#### Aim of the task:
Transcribe the whole listing below without changing a word, but leave out every image.

#### Records provided:
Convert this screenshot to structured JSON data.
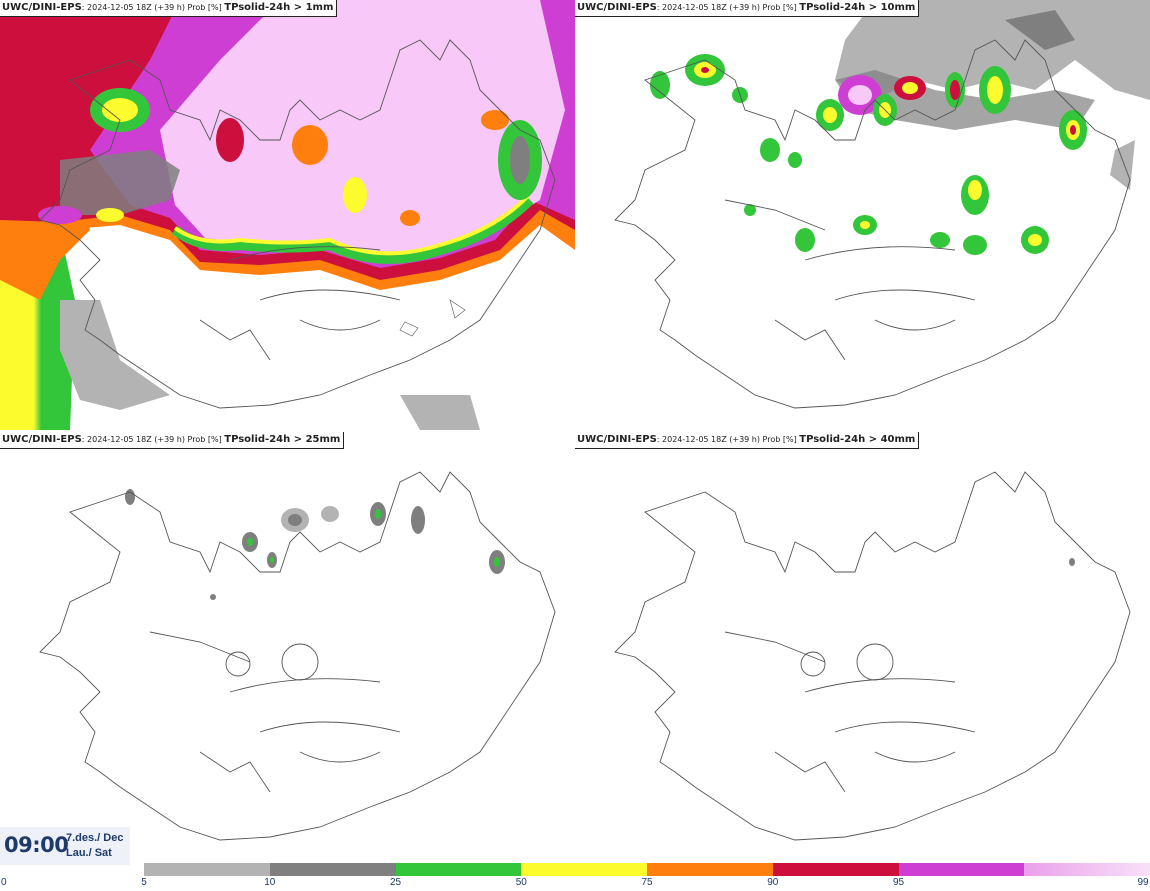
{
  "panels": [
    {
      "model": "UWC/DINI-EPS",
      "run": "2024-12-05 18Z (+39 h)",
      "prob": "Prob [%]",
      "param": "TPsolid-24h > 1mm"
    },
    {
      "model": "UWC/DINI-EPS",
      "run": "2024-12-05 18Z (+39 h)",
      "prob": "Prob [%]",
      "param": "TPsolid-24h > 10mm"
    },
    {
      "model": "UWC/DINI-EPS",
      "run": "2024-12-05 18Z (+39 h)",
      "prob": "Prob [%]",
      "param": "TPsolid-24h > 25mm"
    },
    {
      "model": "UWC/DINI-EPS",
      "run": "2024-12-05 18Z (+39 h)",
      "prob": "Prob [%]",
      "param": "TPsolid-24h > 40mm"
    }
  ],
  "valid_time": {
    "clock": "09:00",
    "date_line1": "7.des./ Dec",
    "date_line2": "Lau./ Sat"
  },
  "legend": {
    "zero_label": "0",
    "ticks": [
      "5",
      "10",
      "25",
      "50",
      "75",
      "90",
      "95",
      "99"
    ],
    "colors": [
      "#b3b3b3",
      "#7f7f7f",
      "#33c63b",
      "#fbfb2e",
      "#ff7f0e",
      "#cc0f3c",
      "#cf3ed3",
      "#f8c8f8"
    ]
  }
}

#### Finished answer:
Convert this screenshot to structured JSON data.
{
  "panels": [
    {
      "model": "UWC/DINI-EPS",
      "run": "2024-12-05 18Z (+39 h)",
      "prob": "Prob [%]",
      "param": "TPsolid-24h > 1mm"
    },
    {
      "model": "UWC/DINI-EPS",
      "run": "2024-12-05 18Z (+39 h)",
      "prob": "Prob [%]",
      "param": "TPsolid-24h > 10mm"
    },
    {
      "model": "UWC/DINI-EPS",
      "run": "2024-12-05 18Z (+39 h)",
      "prob": "Prob [%]",
      "param": "TPsolid-24h > 25mm"
    },
    {
      "model": "UWC/DINI-EPS",
      "run": "2024-12-05 18Z (+39 h)",
      "prob": "Prob [%]",
      "param": "TPsolid-24h > 40mm"
    }
  ],
  "valid_time": {
    "clock": "09:00",
    "date_line1": "7.des./ Dec",
    "date_line2": "Lau./ Sat"
  },
  "legend": {
    "zero_label": "0",
    "ticks": [
      "5",
      "10",
      "25",
      "50",
      "75",
      "90",
      "95",
      "99"
    ],
    "colors": [
      "#b3b3b3",
      "#7f7f7f",
      "#33c63b",
      "#fbfb2e",
      "#ff7f0e",
      "#cc0f3c",
      "#cf3ed3",
      "#f8c8f8"
    ]
  }
}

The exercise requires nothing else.